— REQUIREMENT —
Reproduce the material below word for word, leaving out the pictures.

— STORED DATA —
((
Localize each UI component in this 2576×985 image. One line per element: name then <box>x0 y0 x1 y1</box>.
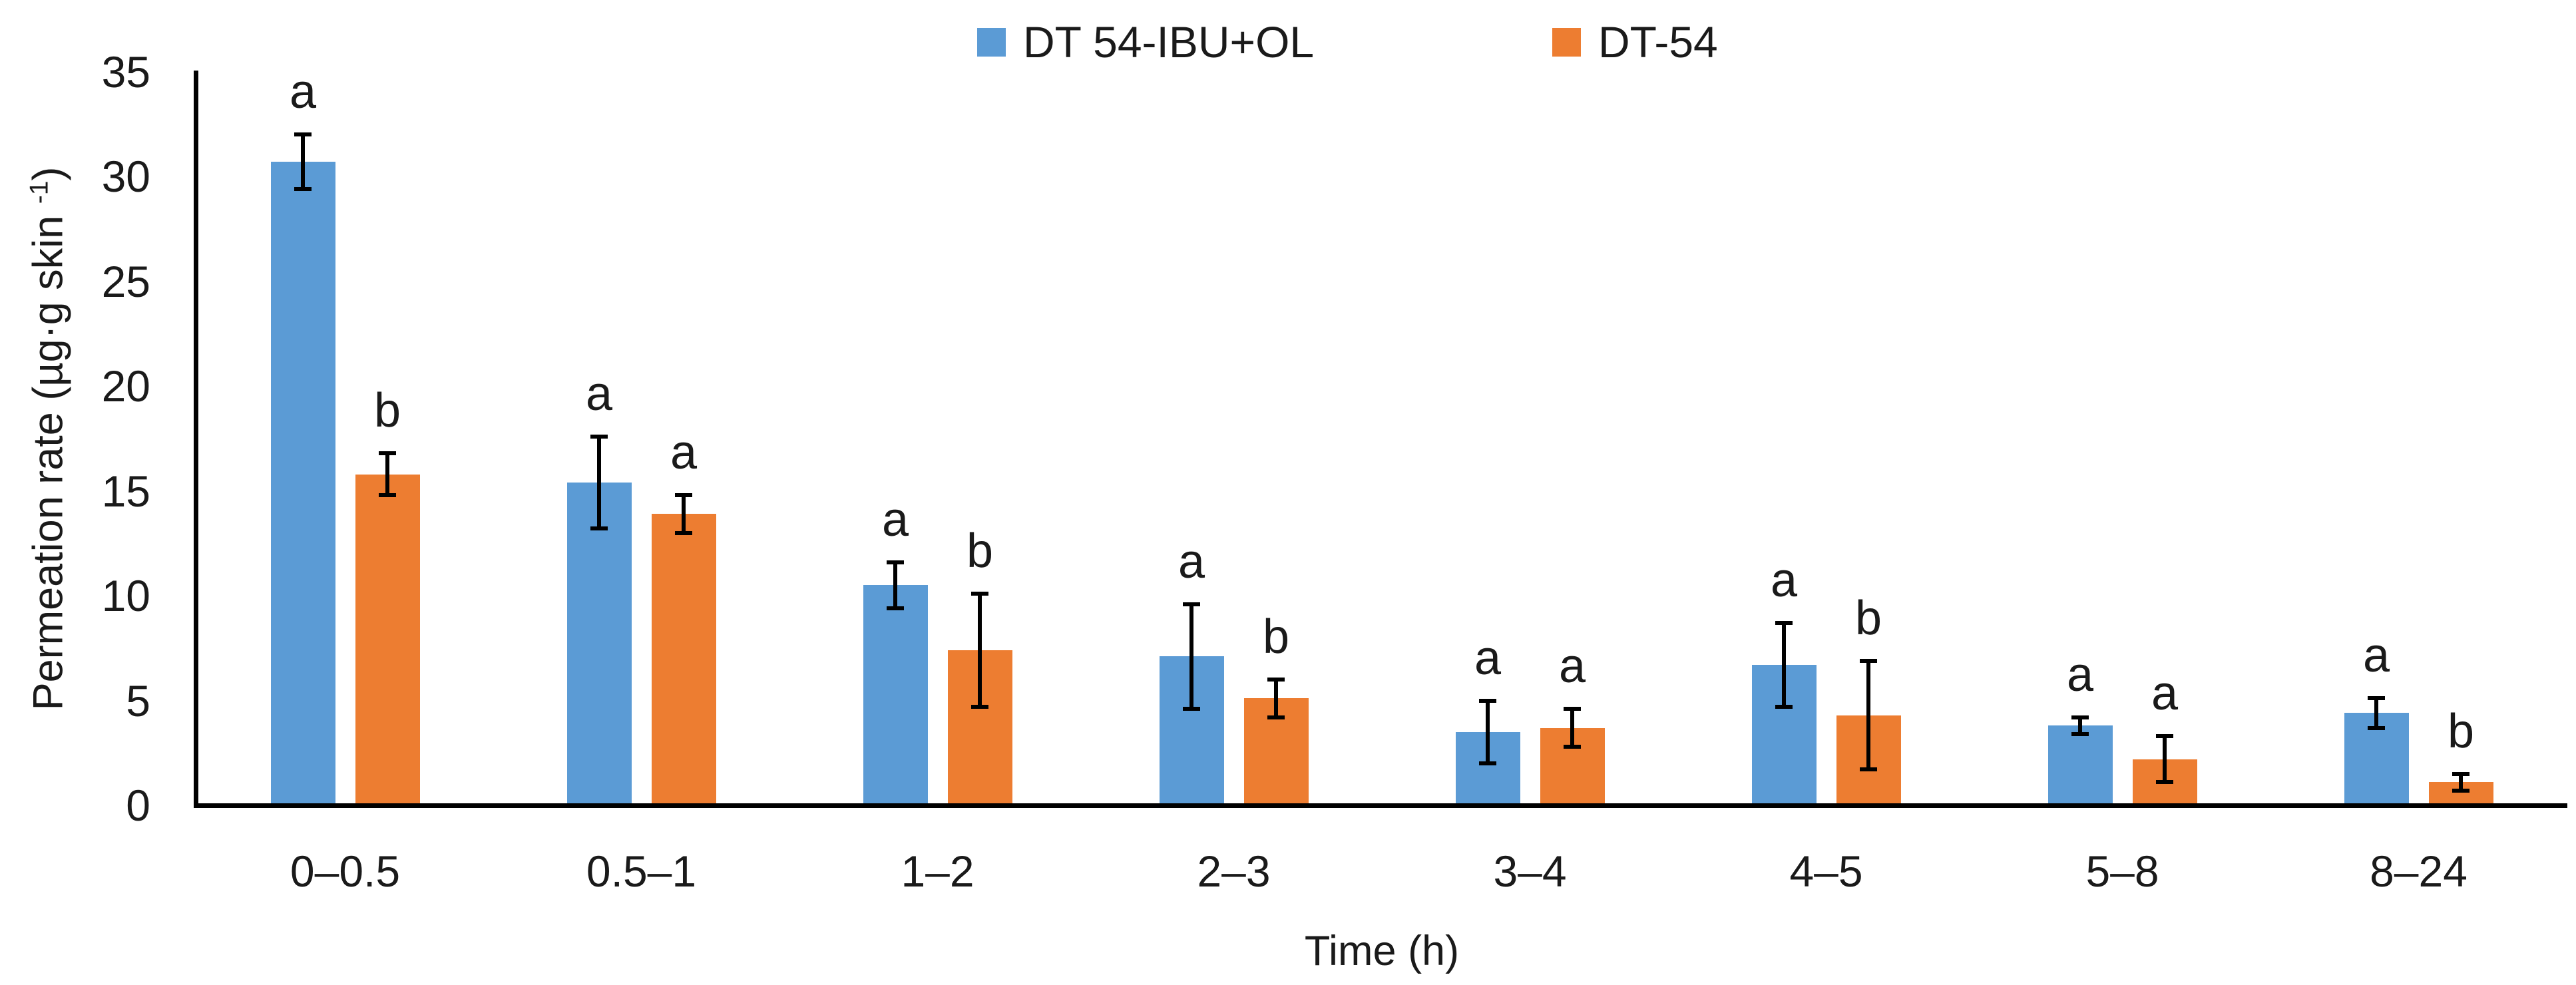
significance-letter: a <box>585 367 613 421</box>
x-tick-label: 0.5–1 <box>586 847 697 896</box>
error-bar-cap <box>1564 707 1581 711</box>
error-bar-whisker <box>2459 773 2463 791</box>
error-bar-cap <box>2452 788 2469 793</box>
significance-letter: a <box>289 65 317 119</box>
error-bar-whisker <box>597 436 601 529</box>
error-bar-cap <box>294 132 312 137</box>
y-tick-label: 25 <box>101 256 150 306</box>
significance-letter: a <box>1558 640 1586 693</box>
x-tick-label: 8–24 <box>2370 847 2468 896</box>
significance-letter: a <box>670 426 698 479</box>
error-bar-cap <box>1267 678 1285 682</box>
significance-letter: a <box>1178 534 1205 588</box>
y-tick-label: 0 <box>126 781 150 830</box>
significance-letter: a <box>1474 631 1502 685</box>
significance-letter: a <box>2362 629 2390 683</box>
error-bar-cap <box>1775 621 1793 626</box>
error-bar-cap <box>1183 602 1200 606</box>
error-bar-cap <box>2368 696 2385 701</box>
error-bar-cap <box>971 591 988 596</box>
error-bar-cap <box>294 187 312 192</box>
bar <box>863 585 928 805</box>
error-bar-whisker <box>1274 680 1278 717</box>
error-bar-cap <box>1564 744 1581 749</box>
error-bar-cap <box>2156 780 2173 785</box>
significance-letter: b <box>373 384 401 438</box>
x-axis-line <box>194 803 2567 808</box>
error-bar-cap <box>675 530 692 535</box>
y-axis-line <box>194 71 198 806</box>
legend-swatch-orange <box>1552 27 1581 57</box>
legend-item-dt54-ibu-ol: DT 54-IBU+OL <box>977 19 1314 65</box>
significance-letter: b <box>1854 591 1882 645</box>
significance-letter: b <box>966 524 994 578</box>
error-bar-whisker <box>301 134 305 190</box>
y-tick-label: 35 <box>101 47 150 97</box>
bar <box>355 474 420 805</box>
significance-letter: a <box>2151 667 2179 721</box>
bar <box>2047 725 2113 805</box>
legend-item-dt-54: DT-54 <box>1552 19 1718 65</box>
error-bar-whisker <box>2374 698 2378 728</box>
error-bar-whisker <box>2078 717 2082 734</box>
x-tick-label: 5–8 <box>2085 847 2159 896</box>
x-tick-label: 2–3 <box>1197 847 1271 896</box>
x-tick-label: 3–4 <box>1493 847 1567 896</box>
bar <box>566 483 632 805</box>
legend-label: DT-54 <box>1598 17 1718 67</box>
error-bar-cap <box>2452 771 2469 776</box>
error-bar-cap <box>590 526 608 531</box>
x-tick-label: 0–0.5 <box>290 847 401 896</box>
y-tick-label: 30 <box>101 152 150 202</box>
error-bar-cap <box>1775 705 1793 709</box>
bar <box>270 162 335 805</box>
x-tick-label: 4–5 <box>1789 847 1863 896</box>
y-tick-label: 20 <box>101 361 150 411</box>
significance-letter: b <box>1262 610 1290 664</box>
error-bar-whisker <box>1866 660 1870 770</box>
y-tick-label: 5 <box>126 676 150 725</box>
legend-swatch-blue <box>977 27 1006 57</box>
error-bar-cap <box>2071 731 2089 736</box>
y-tick-label: 15 <box>101 466 150 516</box>
error-bar-cap <box>1860 767 1877 772</box>
significance-letter: a <box>881 492 909 546</box>
error-bar-cap <box>379 451 396 456</box>
significance-letter: a <box>2066 648 2094 701</box>
error-bar-cap <box>1183 707 1200 711</box>
error-bar-whisker <box>1189 604 1193 709</box>
error-bar-whisker <box>1570 709 1574 747</box>
bar <box>651 514 716 805</box>
error-bar-cap <box>1479 698 1496 703</box>
y-axis-title: Permeation rate (µg·g skin -1) <box>25 166 72 711</box>
error-bar-cap <box>2156 734 2173 739</box>
error-bar-whisker <box>682 495 686 533</box>
error-bar-whisker <box>1782 623 1786 707</box>
error-bar-cap <box>1860 658 1877 663</box>
error-bar-cap <box>887 560 904 564</box>
error-bar-whisker <box>1486 700 1490 764</box>
error-bar-cap <box>887 606 904 611</box>
significance-letter: a <box>1770 554 1798 608</box>
error-bar-whisker <box>978 593 982 707</box>
error-bar-cap <box>675 493 692 497</box>
error-bar-cap <box>590 434 608 439</box>
error-bar-cap <box>1479 761 1496 766</box>
error-bar-cap <box>2071 715 2089 719</box>
y-tick-label: 10 <box>101 571 150 621</box>
significance-letter: b <box>2447 704 2475 758</box>
x-tick-label: 1–2 <box>901 847 974 896</box>
error-bar-cap <box>971 705 988 709</box>
legend-label: DT 54-IBU+OL <box>1023 17 1315 67</box>
error-bar-cap <box>379 493 396 497</box>
error-bar-whisker <box>2163 736 2167 783</box>
error-bar-whisker <box>385 453 389 495</box>
x-axis-title: Time (h) <box>1304 928 1460 974</box>
error-bar-cap <box>2368 725 2385 730</box>
error-bar-whisker <box>893 562 897 609</box>
error-bar-cap <box>1267 715 1285 719</box>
))
— REPLY TO THE EXERCISE —
Localize each UI component in this 2576×985 image. One line per element: name then <box>x0 y0 x1 y1</box>.
significance-letter: a <box>585 367 613 421</box>
x-tick-label: 0.5–1 <box>586 847 697 896</box>
error-bar-cap <box>1564 707 1581 711</box>
error-bar-whisker <box>2459 773 2463 791</box>
error-bar-cap <box>2452 788 2469 793</box>
significance-letter: a <box>289 65 317 119</box>
error-bar-whisker <box>597 436 601 529</box>
error-bar-cap <box>294 132 312 137</box>
y-tick-label: 25 <box>101 256 150 306</box>
significance-letter: a <box>1558 640 1586 693</box>
x-tick-label: 8–24 <box>2370 847 2468 896</box>
significance-letter: a <box>670 426 698 479</box>
error-bar-cap <box>1267 678 1285 682</box>
significance-letter: a <box>1178 534 1205 588</box>
y-tick-label: 0 <box>126 781 150 830</box>
significance-letter: a <box>1474 631 1502 685</box>
significance-letter: a <box>2362 629 2390 683</box>
error-bar-cap <box>1775 621 1793 626</box>
error-bar-cap <box>1183 602 1200 606</box>
error-bar-cap <box>2368 696 2385 701</box>
error-bar-cap <box>971 591 988 596</box>
error-bar-cap <box>294 187 312 192</box>
bar <box>863 585 928 805</box>
error-bar-whisker <box>1274 680 1278 717</box>
error-bar-cap <box>1564 744 1581 749</box>
error-bar-cap <box>2156 780 2173 785</box>
significance-letter: b <box>373 384 401 438</box>
x-axis-line <box>194 803 2567 808</box>
error-bar-cap <box>675 530 692 535</box>
y-axis-line <box>194 71 198 806</box>
legend-swatch-orange <box>1552 27 1581 57</box>
legend-item-dt54-ibu-ol: DT 54-IBU+OL <box>977 19 1314 65</box>
significance-letter: b <box>1854 591 1882 645</box>
significance-letter: b <box>966 524 994 578</box>
error-bar-whisker <box>301 134 305 190</box>
y-tick-label: 35 <box>101 47 150 97</box>
bar <box>355 474 420 805</box>
significance-letter: a <box>2151 667 2179 721</box>
bar <box>2047 725 2113 805</box>
legend-item-dt-54: DT-54 <box>1552 19 1718 65</box>
error-bar-whisker <box>2374 698 2378 728</box>
error-bar-whisker <box>2078 717 2082 734</box>
x-tick-label: 5–8 <box>2085 847 2159 896</box>
x-tick-label: 2–3 <box>1197 847 1271 896</box>
x-tick-label: 3–4 <box>1493 847 1567 896</box>
bar <box>566 483 632 805</box>
legend-label: DT-54 <box>1598 17 1718 67</box>
error-bar-cap <box>2452 771 2469 776</box>
error-bar-cap <box>590 526 608 531</box>
x-tick-label: 0–0.5 <box>290 847 401 896</box>
y-tick-label: 30 <box>101 152 150 202</box>
error-bar-cap <box>1775 705 1793 709</box>
bar <box>270 162 335 805</box>
x-tick-label: 4–5 <box>1789 847 1863 896</box>
y-tick-label: 20 <box>101 361 150 411</box>
significance-letter: b <box>1262 610 1290 664</box>
error-bar-whisker <box>1866 660 1870 770</box>
y-tick-label: 5 <box>126 676 150 725</box>
legend-swatch-blue <box>977 27 1006 57</box>
error-bar-cap <box>2071 731 2089 736</box>
y-tick-label: 15 <box>101 466 150 516</box>
error-bar-cap <box>1860 767 1877 772</box>
significance-letter: a <box>881 492 909 546</box>
error-bar-cap <box>379 451 396 456</box>
significance-letter: a <box>2066 648 2094 701</box>
error-bar-cap <box>1183 707 1200 711</box>
error-bar-whisker <box>1189 604 1193 709</box>
error-bar-whisker <box>1570 709 1574 747</box>
bar <box>651 514 716 805</box>
error-bar-cap <box>1479 698 1496 703</box>
y-axis-title: Permeation rate (µg·g skin -1) <box>25 166 72 711</box>
error-bar-cap <box>2156 734 2173 739</box>
error-bar-whisker <box>682 495 686 533</box>
error-bar-whisker <box>1782 623 1786 707</box>
error-bar-cap <box>1860 658 1877 663</box>
error-bar-cap <box>887 560 904 564</box>
error-bar-whisker <box>1486 700 1490 764</box>
error-bar-cap <box>887 606 904 611</box>
significance-letter: a <box>1770 554 1798 608</box>
error-bar-whisker <box>978 593 982 707</box>
error-bar-cap <box>675 493 692 497</box>
error-bar-cap <box>590 434 608 439</box>
error-bar-cap <box>1479 761 1496 766</box>
error-bar-cap <box>2071 715 2089 719</box>
y-tick-label: 10 <box>101 571 150 621</box>
significance-letter: b <box>2447 704 2475 758</box>
x-tick-label: 1–2 <box>901 847 974 896</box>
error-bar-cap <box>971 705 988 709</box>
legend-label: DT 54-IBU+OL <box>1023 17 1315 67</box>
error-bar-cap <box>379 493 396 497</box>
error-bar-whisker <box>2163 736 2167 783</box>
error-bar-whisker <box>385 453 389 495</box>
x-axis-title: Time (h) <box>1304 928 1460 974</box>
error-bar-cap <box>2368 725 2385 730</box>
error-bar-whisker <box>893 562 897 609</box>
error-bar-cap <box>1267 715 1285 719</box>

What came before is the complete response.